— begin —

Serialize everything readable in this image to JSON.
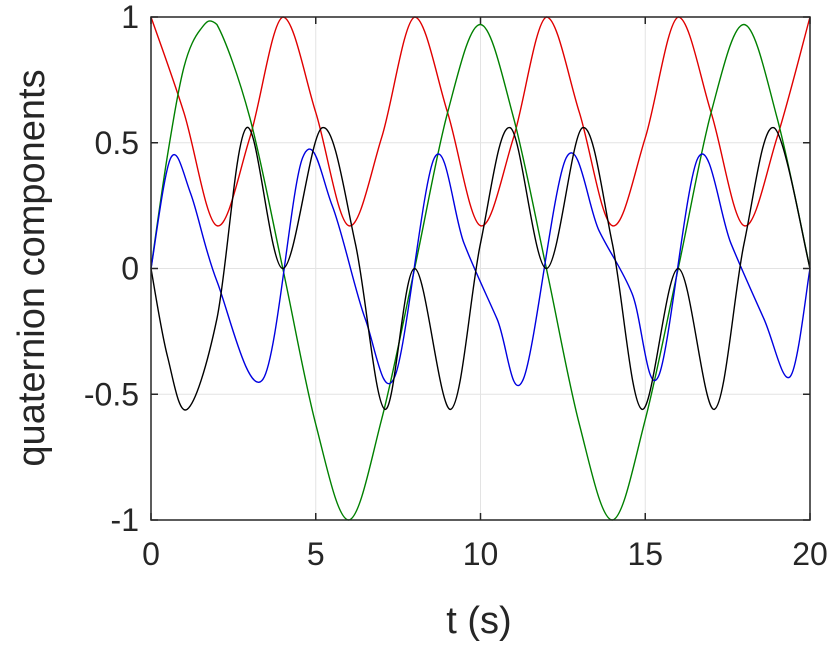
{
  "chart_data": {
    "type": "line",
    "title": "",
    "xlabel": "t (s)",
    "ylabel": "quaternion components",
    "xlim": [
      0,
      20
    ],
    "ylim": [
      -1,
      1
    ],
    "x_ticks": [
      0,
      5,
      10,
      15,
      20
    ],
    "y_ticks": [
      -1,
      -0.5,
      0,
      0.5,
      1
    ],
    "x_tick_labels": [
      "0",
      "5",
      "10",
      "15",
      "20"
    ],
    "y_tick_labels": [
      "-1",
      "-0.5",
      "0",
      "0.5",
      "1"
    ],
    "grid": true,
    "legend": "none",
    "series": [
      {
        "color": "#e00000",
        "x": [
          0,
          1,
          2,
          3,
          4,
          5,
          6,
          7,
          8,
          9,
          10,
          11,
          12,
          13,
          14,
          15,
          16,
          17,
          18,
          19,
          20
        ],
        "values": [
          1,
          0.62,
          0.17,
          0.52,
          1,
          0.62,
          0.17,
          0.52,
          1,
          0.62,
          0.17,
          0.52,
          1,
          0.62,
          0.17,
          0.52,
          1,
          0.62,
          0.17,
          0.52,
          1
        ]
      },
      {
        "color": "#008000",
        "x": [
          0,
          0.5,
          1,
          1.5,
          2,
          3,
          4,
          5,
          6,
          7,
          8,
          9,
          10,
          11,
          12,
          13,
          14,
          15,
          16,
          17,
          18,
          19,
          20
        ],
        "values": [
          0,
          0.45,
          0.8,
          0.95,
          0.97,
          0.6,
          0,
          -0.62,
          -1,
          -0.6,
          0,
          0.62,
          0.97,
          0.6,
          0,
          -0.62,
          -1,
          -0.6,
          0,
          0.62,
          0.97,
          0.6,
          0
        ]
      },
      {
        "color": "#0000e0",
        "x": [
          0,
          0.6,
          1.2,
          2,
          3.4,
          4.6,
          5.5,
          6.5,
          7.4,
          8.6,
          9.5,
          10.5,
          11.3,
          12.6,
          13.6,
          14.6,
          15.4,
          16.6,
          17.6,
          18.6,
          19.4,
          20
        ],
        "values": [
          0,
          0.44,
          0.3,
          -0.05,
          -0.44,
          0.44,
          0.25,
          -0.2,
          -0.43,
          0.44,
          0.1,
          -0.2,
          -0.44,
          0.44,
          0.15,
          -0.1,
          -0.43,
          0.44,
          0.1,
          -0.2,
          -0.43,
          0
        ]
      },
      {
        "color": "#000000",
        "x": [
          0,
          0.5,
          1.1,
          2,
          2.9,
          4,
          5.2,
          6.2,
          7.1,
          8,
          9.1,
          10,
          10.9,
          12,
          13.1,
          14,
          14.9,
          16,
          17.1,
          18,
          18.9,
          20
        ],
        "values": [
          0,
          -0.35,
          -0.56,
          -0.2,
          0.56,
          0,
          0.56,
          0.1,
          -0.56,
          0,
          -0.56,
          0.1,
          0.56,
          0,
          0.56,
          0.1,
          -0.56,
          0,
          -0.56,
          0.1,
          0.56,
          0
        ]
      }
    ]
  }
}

— end —
— begin —

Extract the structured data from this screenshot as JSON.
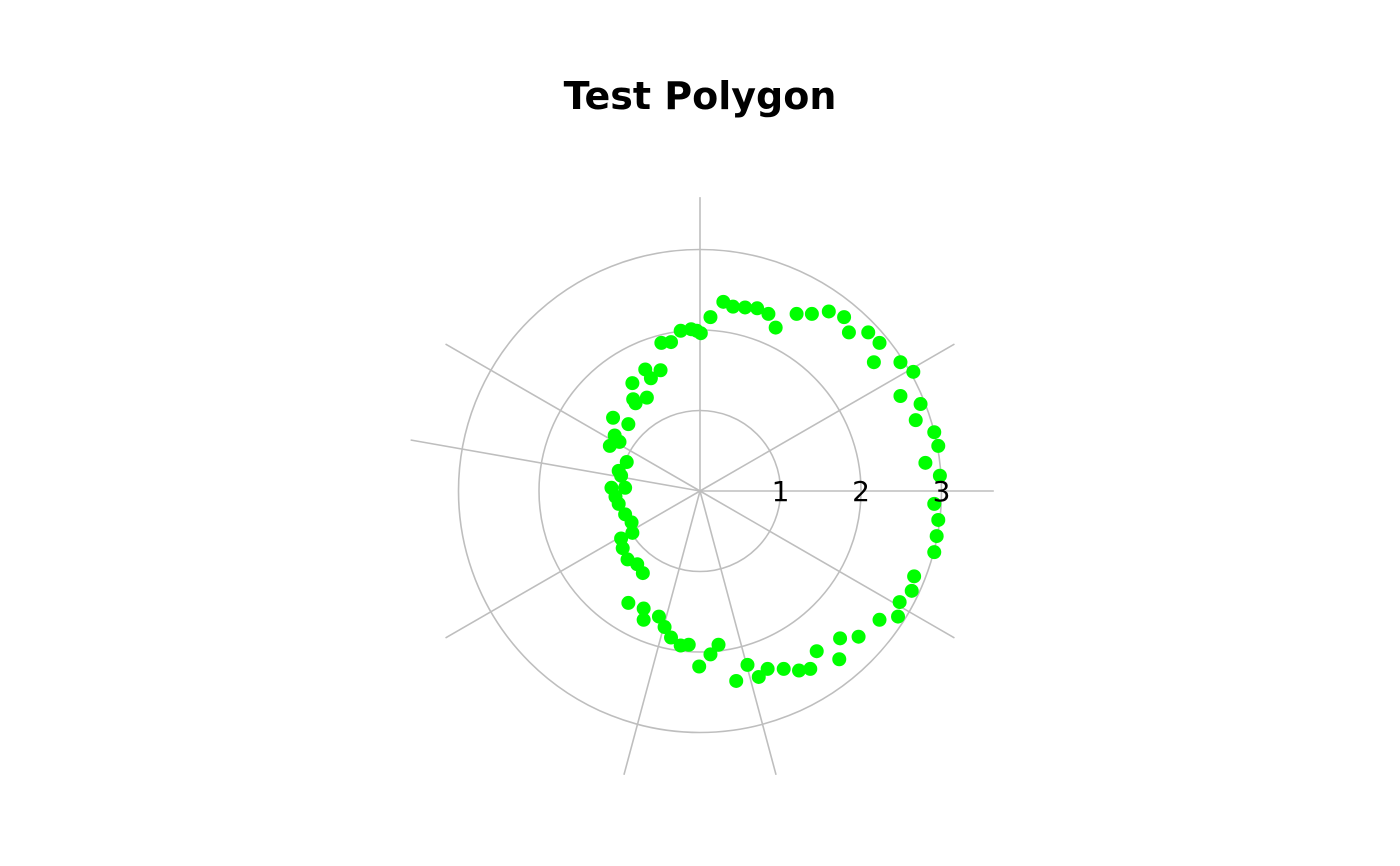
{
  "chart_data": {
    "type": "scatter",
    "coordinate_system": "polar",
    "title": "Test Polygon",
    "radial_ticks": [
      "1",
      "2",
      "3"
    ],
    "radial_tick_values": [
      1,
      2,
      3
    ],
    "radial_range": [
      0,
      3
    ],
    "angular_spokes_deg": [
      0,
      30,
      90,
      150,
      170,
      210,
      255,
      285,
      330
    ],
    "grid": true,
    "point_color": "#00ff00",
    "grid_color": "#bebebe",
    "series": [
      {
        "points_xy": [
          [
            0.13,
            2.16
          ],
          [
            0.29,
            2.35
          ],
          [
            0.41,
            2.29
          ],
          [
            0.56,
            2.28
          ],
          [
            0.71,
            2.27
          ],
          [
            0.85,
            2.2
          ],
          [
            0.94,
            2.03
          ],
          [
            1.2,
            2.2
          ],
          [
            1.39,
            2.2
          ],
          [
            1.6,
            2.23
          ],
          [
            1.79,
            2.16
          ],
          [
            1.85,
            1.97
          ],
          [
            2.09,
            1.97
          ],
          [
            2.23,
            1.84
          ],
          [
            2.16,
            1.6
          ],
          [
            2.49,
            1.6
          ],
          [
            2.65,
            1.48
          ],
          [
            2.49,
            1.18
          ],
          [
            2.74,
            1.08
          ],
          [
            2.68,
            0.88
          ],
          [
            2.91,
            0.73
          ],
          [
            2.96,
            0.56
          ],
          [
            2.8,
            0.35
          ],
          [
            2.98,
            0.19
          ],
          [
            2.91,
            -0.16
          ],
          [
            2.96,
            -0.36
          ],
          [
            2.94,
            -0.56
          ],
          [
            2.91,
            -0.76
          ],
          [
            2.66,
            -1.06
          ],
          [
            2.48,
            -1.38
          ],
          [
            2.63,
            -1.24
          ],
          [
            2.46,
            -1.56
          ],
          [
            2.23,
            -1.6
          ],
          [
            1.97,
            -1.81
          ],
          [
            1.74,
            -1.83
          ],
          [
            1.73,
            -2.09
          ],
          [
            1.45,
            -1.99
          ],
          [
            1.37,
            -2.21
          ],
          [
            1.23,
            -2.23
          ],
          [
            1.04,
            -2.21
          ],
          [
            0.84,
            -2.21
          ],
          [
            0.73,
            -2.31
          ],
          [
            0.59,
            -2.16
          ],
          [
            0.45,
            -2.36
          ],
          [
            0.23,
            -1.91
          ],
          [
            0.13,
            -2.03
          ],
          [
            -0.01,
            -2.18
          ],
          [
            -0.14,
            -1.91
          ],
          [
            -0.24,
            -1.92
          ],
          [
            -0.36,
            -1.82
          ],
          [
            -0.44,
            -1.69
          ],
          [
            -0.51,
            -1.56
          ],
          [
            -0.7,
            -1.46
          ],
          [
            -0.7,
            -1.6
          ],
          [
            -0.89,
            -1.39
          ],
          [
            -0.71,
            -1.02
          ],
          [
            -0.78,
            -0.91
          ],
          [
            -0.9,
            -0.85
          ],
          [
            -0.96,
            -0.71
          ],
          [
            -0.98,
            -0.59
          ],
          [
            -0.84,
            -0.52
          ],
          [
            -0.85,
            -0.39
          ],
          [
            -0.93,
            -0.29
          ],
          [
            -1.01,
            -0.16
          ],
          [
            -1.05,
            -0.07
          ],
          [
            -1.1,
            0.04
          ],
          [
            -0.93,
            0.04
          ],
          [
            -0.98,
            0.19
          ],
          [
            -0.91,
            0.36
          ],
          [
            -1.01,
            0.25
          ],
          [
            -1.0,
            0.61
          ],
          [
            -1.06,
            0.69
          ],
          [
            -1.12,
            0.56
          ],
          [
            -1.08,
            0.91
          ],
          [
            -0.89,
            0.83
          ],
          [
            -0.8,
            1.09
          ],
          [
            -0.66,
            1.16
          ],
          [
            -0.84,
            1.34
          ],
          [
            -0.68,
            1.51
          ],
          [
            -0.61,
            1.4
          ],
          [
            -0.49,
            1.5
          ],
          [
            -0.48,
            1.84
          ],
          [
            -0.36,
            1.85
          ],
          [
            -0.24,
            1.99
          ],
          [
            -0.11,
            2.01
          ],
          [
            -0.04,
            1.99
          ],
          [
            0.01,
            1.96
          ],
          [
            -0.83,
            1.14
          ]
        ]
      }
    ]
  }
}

— end —

● **Problem details**
Every line that holds the string "this" should be returned.

● **The completed task**
Serialize everything readable in this image to JSON.
Extract the structured data from this screenshot as JSON.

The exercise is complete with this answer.